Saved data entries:
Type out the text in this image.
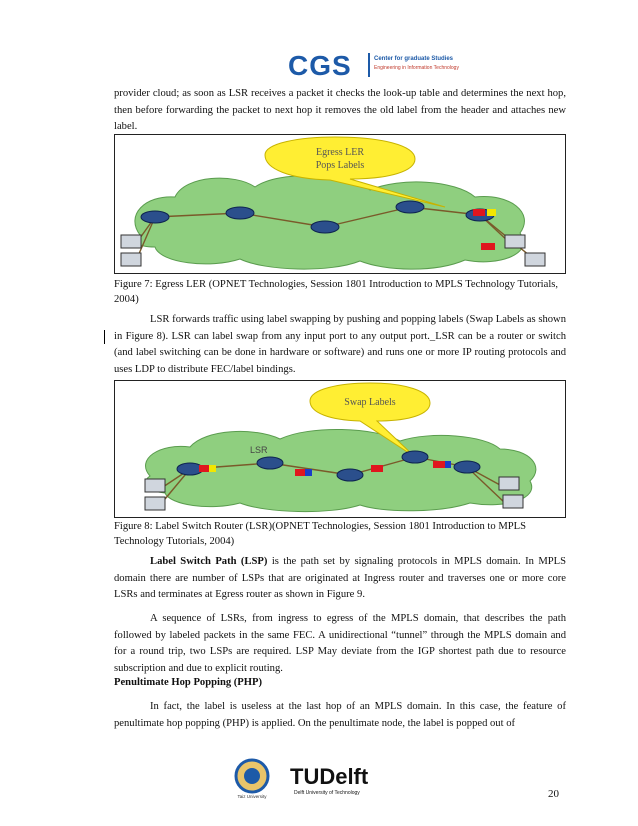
CGS	Center for graduate Studies
Engineering in Information Technology

provider cloud; as soon as LSR receives a packet it checks the look-up table and determines the next hop, then before forwarding the packet to next hop it removes the old label from the header and attaches new label.

Egress LER
Pops Labels

Figure 7: Egress LER (OPNET Technologies, Session 1801 Introduction to MPLS Technology Tutorials, 2004)

LSR forwards traffic using label swapping by pushing and popping labels (Swap Labels as shown in Figure 8). LSR can label swap from any input port to any output port._LSR can be a router or switch (and label switching can be done in hardware or software) and runs one or more IP routing protocols and uses LDP to distribute FEC/label bindings.

LSR
Swap Labels

Figure 8: Label Switch Router (LSR)(OPNET Technologies, Session 1801 Introduction to MPLS Technology Tutorials, 2004)

Label Switch Path (LSP) is the path set by signaling protocols in MPLS domain. In MPLS domain there are number of LSPs that are originated at Ingress router and traverses one or more core LSRs and terminates at Egress router as shown in Figure 9.

A sequence of LSRs, from ingress to egress of the MPLS domain, that describes the path followed by labeled packets in the same FEC. A unidirectional “tunnel” through the MPLS domain and for a round trip, two LSPs are required. LSP May deviate from the IGP shortest path due to resource subscription and due to explicit routing.

Penultimate Hop Popping (PHP)

In fact, the label is useless at the last hop of an MPLS domain. In this case, the feature of penultimate hop popping (PHP) is applied. On the penultimate node, the label is popped out of

Taiz University
TUDelft
Delft University of Technology	20
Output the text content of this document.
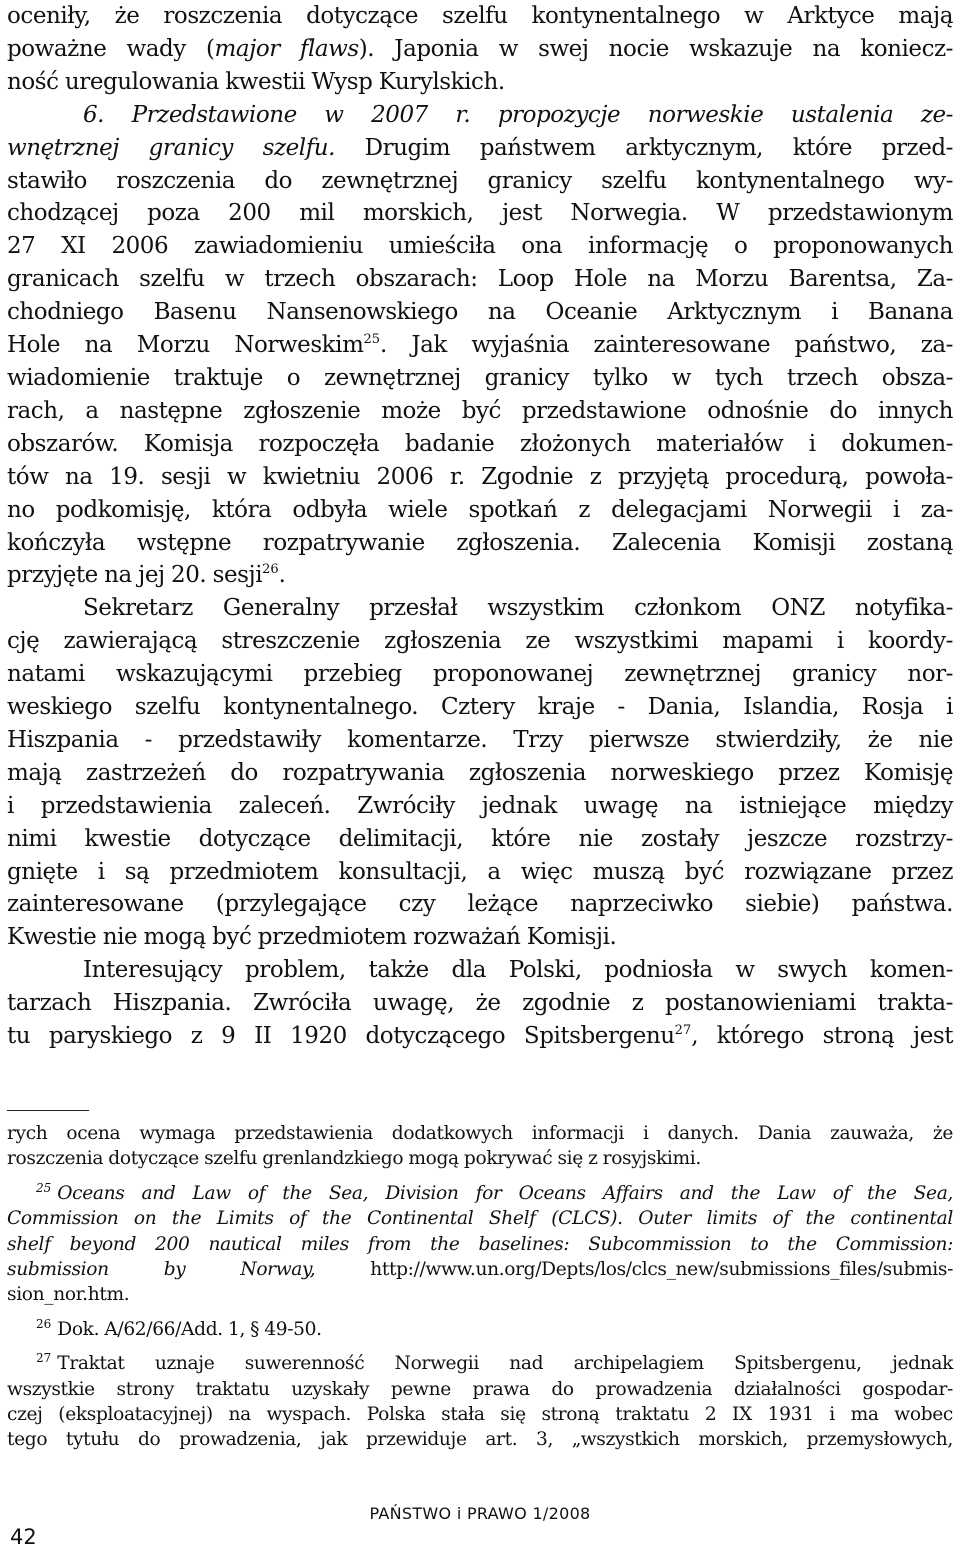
oceniły, że roszczenia dotyczące szelfu kontynentalnego w Arktyce mają
poważne wady (major flaws). Japonia w swej nocie wskazuje na koniecz-
ność uregulowania kwestii Wysp Kurylskich.
6. Przedstawione w 2007 r. propozycje norweskie ustalenia ze-
wnętrznej granicy szelfu. Drugim państwem arktycznym, które przed-
stawiło roszczenia do zewnętrznej granicy szelfu kontynentalnego wy-
chodzącej poza 200 mil morskich, jest Norwegia. W przedstawionym
27 XI 2006 zawiadomieniu umieściła ona informację o proponowanych
granicach szelfu w trzech obszarach: Loop Hole na Morzu Barentsa, Za-
chodniego Basenu Nansenowskiego na Oceanie Arktycznym i Banana
Hole na Morzu Norweskim$^{25}$. Jak wyjaśnia zainteresowane państwo, za-
wiadomienie traktuje o zewnętrznej granicy tylko w tych trzech obsza-
rach, a następne zgłoszenie może być przedstawione odnośnie do innych
obszarów. Komisja rozpoczęła badanie złożonych materiałów i dokumen-
tów na 19. sesji w kwietniu 2006 r. Zgodnie z przyjętą procedurą, powoła-
no podkomisję, która odbyła wiele spotkań z delegacjami Norwegii i za-
kończyła wstępne rozpatrywanie zgłoszenia. Zalecenia Komisji zostaną
przyjęte na jej 20. sesji$^{26}$.
Sekretarz Generalny przesłał wszystkim członkom ONZ notyfika-
cję zawierającą streszczenie zgłoszenia ze wszystkimi mapami i koordy-
natami wskazującymi przebieg proponowanej zewnętrznej granicy nor-
weskiego szelfu kontynentalnego. Cztery kraje - Dania, Islandia, Rosja i
Hiszpania - przedstawiły komentarze. Trzy pierwsze stwierdziły, że nie
mają zastrzeżeń do rozpatrywania zgłoszenia norweskiego przez Komisję
i przedstawienia zaleceń. Zwróciły jednak uwagę na istniejące między
nimi kwestie dotyczące delimitacji, które nie zostały jeszcze rozstrzy-
gnięte i są przedmiotem konsultacji, a więc muszą być rozwiązane przez
zainteresowane (przylegające czy leżące naprzeciwko siebie) państwa.
Kwestie nie mogą być przedmiotem rozważań Komisji.
Interesujący problem, także dla Polski, podniosła w swych komen-
tarzach Hiszpania. Zwróciła uwagę, że zgodnie z postanowieniami trakta-
tu paryskiego z 9 II 1920 dotyczącego Spitsbergenu$^{27}$, którego stroną jest
rych ocena wymaga przedstawienia dodatkowych informacji i danych. Dania zauważa, że
roszczenia dotyczące szelfu grenlandzkiego mogą pokrywać się z rosyjskimi.
$^{25}$ Oceans and Law of the Sea, Division for Oceans Affairs and the Law of the Sea,
Commission on the Limits of the Continental Shelf (CLCS). Outer limits of the continental
shelf beyond 200 nautical miles from the baselines: Subcommission to the Commission:
submission by Norway, http://www.un.org/Depts/los/clcs_new/submissions_files/submis-
sion_nor.htm.
$^{26}$ Dok. A/62/66/Add. 1, § 49-50.
$^{27}$ Traktat uznaje suwerenność Norwegii nad archipelagiem Spitsbergenu, jednak
wszystkie strony traktatu uzyskały pewne prawa do prowadzenia działalności gospodar-
czej (eksploatacyjnej) na wyspach. Polska stała się stroną traktatu 2 IX 1931 i ma wobec
tego tytułu do prowadzenia, jak przewiduje art. 3, „wszystkich morskich, przemysłowych,
PAŃSTWO i PRAWO 1/2008
42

WHAT TO DO:
Above are records with pictures; repeat the records exactly and leave the pictures out.

REPLY:
Type out the text in this image.
CGS	Center for graduate Studies
Engineering in Information Technology

provider cloud; as soon as LSR receives a packet it checks the look-up table and determines the next hop, then before forwarding the packet to next hop it removes the old label from the header and attaches new label.

Egress LER
Pops Labels

Figure 7: Egress LER (OPNET Technologies, Session 1801 Introduction to MPLS Technology Tutorials, 2004)

LSR forwards traffic using label swapping by pushing and popping labels (Swap Labels as shown in Figure 8). LSR can label swap from any input port to any output port._LSR can be a router or switch (and label switching can be done in hardware or software) and runs one or more IP routing protocols and uses LDP to distribute FEC/label bindings.

LSR
Swap Labels

Figure 8: Label Switch Router (LSR)(OPNET Technologies, Session 1801 Introduction to MPLS Technology Tutorials, 2004)

Label Switch Path (LSP) is the path set by signaling protocols in MPLS domain. In MPLS domain there are number of LSPs that are originated at Ingress router and traverses one or more core LSRs and terminates at Egress router as shown in Figure 9.

A sequence of LSRs, from ingress to egress of the MPLS domain, that describes the path followed by labeled packets in the same FEC. A unidirectional “tunnel” through the MPLS domain and for a round trip, two LSPs are required. LSP May deviate from the IGP shortest path due to resource subscription and due to explicit routing.

Penultimate Hop Popping (PHP)

In fact, the label is useless at the last hop of an MPLS domain. In this case, the feature of penultimate hop popping (PHP) is applied. On the penultimate node, the label is popped out of

Taiz University
TUDelft
Delft University of Technology	20
Output the text content of this document.
oceniły, że roszczenia dotyczące szelfu kontynentalnego w Arktyce mają
poważne wady (major flaws). Japonia w swej nocie wskazuje na koniecz-
ność uregulowania kwestii Wysp Kurylskich.
6. Przedstawione w 2007 r. propozycje norweskie ustalenia ze-
wnętrznej granicy szelfu. Drugim państwem arktycznym, które przed-
stawiło roszczenia do zewnętrznej granicy szelfu kontynentalnego wy-
chodzącej poza 200 mil morskich, jest Norwegia. W przedstawionym
27 XI 2006 zawiadomieniu umieściła ona informację o proponowanych
granicach szelfu w trzech obszarach: Loop Hole na Morzu Barentsa, Za-
chodniego Basenu Nansenowskiego na Oceanie Arktycznym i Banana
Hole na Morzu Norweskim$^{25}$. Jak wyjaśnia zainteresowane państwo, za-
wiadomienie traktuje o zewnętrznej granicy tylko w tych trzech obsza-
rach, a następne zgłoszenie może być przedstawione odnośnie do innych
obszarów. Komisja rozpoczęła badanie złożonych materiałów i dokumen-
tów na 19. sesji w kwietniu 2006 r. Zgodnie z przyjętą procedurą, powoła-
no podkomisję, która odbyła wiele spotkań z delegacjami Norwegii i za-
kończyła wstępne rozpatrywanie zgłoszenia. Zalecenia Komisji zostaną
przyjęte na jej 20. sesji$^{26}$.
Sekretarz Generalny przesłał wszystkim członkom ONZ notyfika-
cję zawierającą streszczenie zgłoszenia ze wszystkimi mapami i koordy-
natami wskazującymi przebieg proponowanej zewnętrznej granicy nor-
weskiego szelfu kontynentalnego. Cztery kraje - Dania, Islandia, Rosja i
Hiszpania - przedstawiły komentarze. Trzy pierwsze stwierdziły, że nie
mają zastrzeżeń do rozpatrywania zgłoszenia norweskiego przez Komisję
i przedstawienia zaleceń. Zwróciły jednak uwagę na istniejące między
nimi kwestie dotyczące delimitacji, które nie zostały jeszcze rozstrzy-
gnięte i są przedmiotem konsultacji, a więc muszą być rozwiązane przez
zainteresowane (przylegające czy leżące naprzeciwko siebie) państwa.
Kwestie nie mogą być przedmiotem rozważań Komisji.
Interesujący problem, także dla Polski, podniosła w swych komen-
tarzach Hiszpania. Zwróciła uwagę, że zgodnie z postanowieniami trakta-
tu paryskiego z 9 II 1920 dotyczącego Spitsbergenu$^{27}$, którego stroną jest
rych ocena wymaga przedstawienia dodatkowych informacji i danych. Dania zauważa, że
roszczenia dotyczące szelfu grenlandzkiego mogą pokrywać się z rosyjskimi.
$^{25}$ Oceans and Law of the Sea, Division for Oceans Affairs and the Law of the Sea,
Commission on the Limits of the Continental Shelf (CLCS). Outer limits of the continental
shelf beyond 200 nautical miles from the baselines: Subcommission to the Commission:
submission by Norway, http://www.un.org/Depts/los/clcs_new/submissions_files/submis-
sion_nor.htm.
$^{26}$ Dok. A/62/66/Add. 1, § 49-50.
$^{27}$ Traktat uznaje suwerenność Norwegii nad archipelagiem Spitsbergenu, jednak
wszystkie strony traktatu uzyskały pewne prawa do prowadzenia działalności gospodar-
czej (eksploatacyjnej) na wyspach. Polska stała się stroną traktatu 2 IX 1931 i ma wobec
tego tytułu do prowadzenia, jak przewiduje art. 3, „wszystkich morskich, przemysłowych,
PAŃSTWO i PRAWO 1/2008
42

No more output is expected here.